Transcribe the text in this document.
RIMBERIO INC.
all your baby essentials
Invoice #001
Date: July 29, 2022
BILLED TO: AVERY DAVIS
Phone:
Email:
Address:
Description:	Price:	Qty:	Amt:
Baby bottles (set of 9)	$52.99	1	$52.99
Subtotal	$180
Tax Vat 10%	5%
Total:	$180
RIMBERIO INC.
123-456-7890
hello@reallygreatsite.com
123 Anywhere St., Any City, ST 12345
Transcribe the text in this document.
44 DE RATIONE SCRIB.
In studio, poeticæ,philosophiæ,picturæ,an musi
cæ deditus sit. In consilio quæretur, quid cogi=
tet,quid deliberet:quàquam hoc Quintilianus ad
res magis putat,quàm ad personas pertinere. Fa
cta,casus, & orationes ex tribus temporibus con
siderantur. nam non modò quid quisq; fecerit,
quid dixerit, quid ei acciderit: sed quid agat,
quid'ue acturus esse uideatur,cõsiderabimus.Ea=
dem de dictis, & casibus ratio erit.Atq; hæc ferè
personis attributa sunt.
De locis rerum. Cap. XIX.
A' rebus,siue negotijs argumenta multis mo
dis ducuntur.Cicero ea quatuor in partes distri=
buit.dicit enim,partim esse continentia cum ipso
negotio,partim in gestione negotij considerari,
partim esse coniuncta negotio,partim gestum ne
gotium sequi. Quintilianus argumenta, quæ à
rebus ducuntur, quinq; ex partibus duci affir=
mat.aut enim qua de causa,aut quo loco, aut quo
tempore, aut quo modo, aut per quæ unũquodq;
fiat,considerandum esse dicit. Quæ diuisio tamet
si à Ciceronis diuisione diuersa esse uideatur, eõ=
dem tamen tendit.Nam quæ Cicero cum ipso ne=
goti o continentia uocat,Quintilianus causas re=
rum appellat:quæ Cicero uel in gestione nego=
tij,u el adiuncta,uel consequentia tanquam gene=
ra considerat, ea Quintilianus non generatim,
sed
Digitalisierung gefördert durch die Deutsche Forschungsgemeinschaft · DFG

= = = =

WHAT NEEDS TO BE DONE:
Set down the entries verbatim, leaving none out.

OUTPUT OF THE TASK:
Transcribe the text in this document.
RIMBERIO INC.
all your baby essentials
Invoice #001
Date: July 29, 2022
BILLED TO: AVERY DAVIS
Phone:
Email:
Address:
Description:	Price:	Qty:	Amt:
Baby bottles (set of 9)	$52.99	1	$52.99
Subtotal	$180
Tax Vat 10%	5%
Total:	$180
RIMBERIO INC.
123-456-7890
hello@reallygreatsite.com
123 Anywhere St., Any City, ST 12345
Transcribe the text in this document.
44 DE RATIONE SCRIB.
In studio, poeticæ,philosophiæ,picturæ,an musi
cæ deditus sit. In consilio quæretur, quid cogi=
tet,quid deliberet:quàquam hoc Quintilianus ad
res magis putat,quàm ad personas pertinere. Fa
cta,casus, & orationes ex tribus temporibus con
siderantur. nam non modò quid quisq; fecerit,
quid dixerit, quid ei acciderit: sed quid agat,
quid'ue acturus esse uideatur,cõsiderabimus.Ea=
dem de dictis, & casibus ratio erit.Atq; hæc ferè
personis attributa sunt.
De locis rerum. Cap. XIX.
A' rebus,siue negotijs argumenta multis mo
dis ducuntur.Cicero ea quatuor in partes distri=
buit.dicit enim,partim esse continentia cum ipso
negotio,partim in gestione negotij considerari,
partim esse coniuncta negotio,partim gestum ne
gotium sequi. Quintilianus argumenta, quæ à
rebus ducuntur, quinq; ex partibus duci affir=
mat.aut enim qua de causa,aut quo loco, aut quo
tempore, aut quo modo, aut per quæ unũquodq;
fiat,considerandum esse dicit. Quæ diuisio tamet
si à Ciceronis diuisione diuersa esse uideatur, eõ=
dem tamen tendit.Nam quæ Cicero cum ipso ne=
goti o continentia uocat,Quintilianus causas re=
rum appellat:quæ Cicero uel in gestione nego=
tij,u el adiuncta,uel consequentia tanquam gene=
ra considerat, ea Quintilianus non generatim,
sed
Digitalisierung gefördert durch die Deutsche Forschungsgemeinschaft · DFG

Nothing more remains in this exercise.